PROBLEM DETAILS: Retype the records below exactly as they appear, but leave out any pictures.

>> Start PROVIDED INFORMATION

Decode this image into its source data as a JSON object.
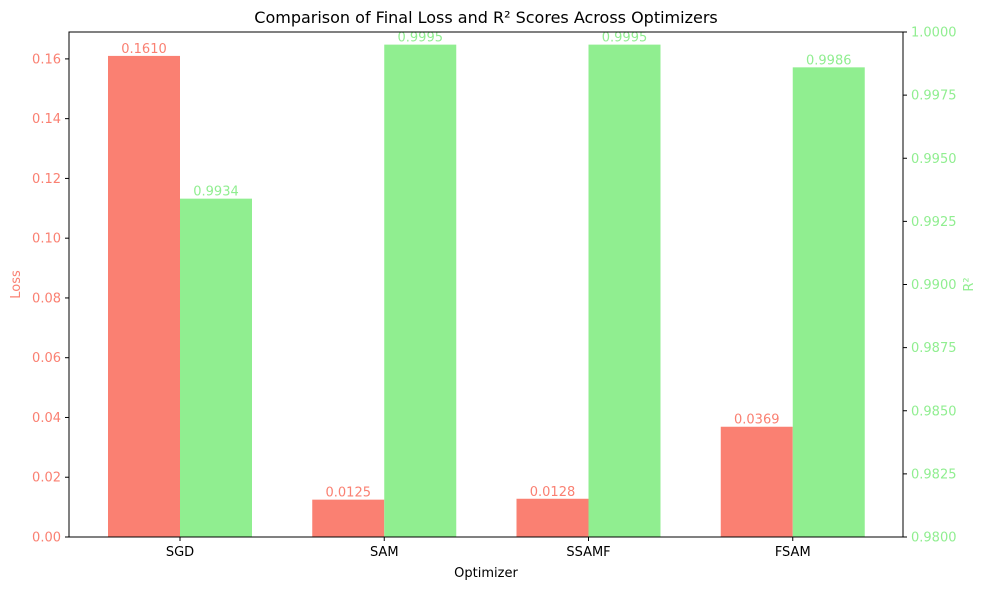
{
  "chart_data": {
    "type": "bar",
    "title": "Comparison of Final Loss and R² Scores Across Optimizers",
    "xlabel": "Optimizer",
    "categories": [
      "SGD",
      "SAM",
      "SSAMF",
      "FSAM"
    ],
    "series": [
      {
        "name": "",
        "axis": "left",
        "color": "#fa8072",
        "values": [
          0.161,
          0.0125,
          0.0128,
          0.0369
        ],
        "labels": [
          "0.1610",
          "0.0125",
          "0.0128",
          "0.0369"
        ]
      },
      {
        "name": "",
        "axis": "right",
        "color": "#90ee90",
        "values": [
          0.9934,
          0.9995,
          0.9995,
          0.9986
        ],
        "labels": [
          "0.9934",
          "0.9995",
          "0.9995",
          "0.9986"
        ]
      }
    ],
    "y_left": {
      "label": "Loss",
      "color": "#fa8072",
      "ylim": [
        0,
        0.169
      ],
      "ticks": [
        0.0,
        0.02,
        0.04,
        0.06,
        0.08,
        0.1,
        0.12,
        0.14,
        0.16
      ],
      "tick_labels": [
        "0.00",
        "0.02",
        "0.04",
        "0.06",
        "0.08",
        "0.10",
        "0.12",
        "0.14",
        "0.16"
      ]
    },
    "y_right": {
      "label": "R²",
      "color": "#90ee90",
      "ylim": [
        0.98,
        1.0
      ],
      "ticks": [
        0.98,
        0.9825,
        0.985,
        0.9875,
        0.99,
        0.9925,
        0.995,
        0.9975,
        1.0
      ],
      "tick_labels": [
        "0.9800",
        "0.9825",
        "0.9850",
        "0.9875",
        "0.9900",
        "0.9925",
        "0.9950",
        "0.9975",
        "1.0000"
      ]
    },
    "grid": false,
    "legend": "none"
  }
}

>> End PROVIDED INFORMATION

EXERCISE OUTPUT:
Decode this image into its source data as a JSON object.
{
  "chart_data": {
    "type": "bar",
    "title": "Comparison of Final Loss and R² Scores Across Optimizers",
    "xlabel": "Optimizer",
    "categories": [
      "SGD",
      "SAM",
      "SSAMF",
      "FSAM"
    ],
    "series": [
      {
        "name": "",
        "axis": "left",
        "color": "#fa8072",
        "values": [
          0.161,
          0.0125,
          0.0128,
          0.0369
        ],
        "labels": [
          "0.1610",
          "0.0125",
          "0.0128",
          "0.0369"
        ]
      },
      {
        "name": "",
        "axis": "right",
        "color": "#90ee90",
        "values": [
          0.9934,
          0.9995,
          0.9995,
          0.9986
        ],
        "labels": [
          "0.9934",
          "0.9995",
          "0.9995",
          "0.9986"
        ]
      }
    ],
    "y_left": {
      "label": "Loss",
      "color": "#fa8072",
      "ylim": [
        0,
        0.169
      ],
      "ticks": [
        0.0,
        0.02,
        0.04,
        0.06,
        0.08,
        0.1,
        0.12,
        0.14,
        0.16
      ],
      "tick_labels": [
        "0.00",
        "0.02",
        "0.04",
        "0.06",
        "0.08",
        "0.10",
        "0.12",
        "0.14",
        "0.16"
      ]
    },
    "y_right": {
      "label": "R²",
      "color": "#90ee90",
      "ylim": [
        0.98,
        1.0
      ],
      "ticks": [
        0.98,
        0.9825,
        0.985,
        0.9875,
        0.99,
        0.9925,
        0.995,
        0.9975,
        1.0
      ],
      "tick_labels": [
        "0.9800",
        "0.9825",
        "0.9850",
        "0.9875",
        "0.9900",
        "0.9925",
        "0.9950",
        "0.9975",
        "1.0000"
      ]
    },
    "grid": false,
    "legend": "none"
  }
}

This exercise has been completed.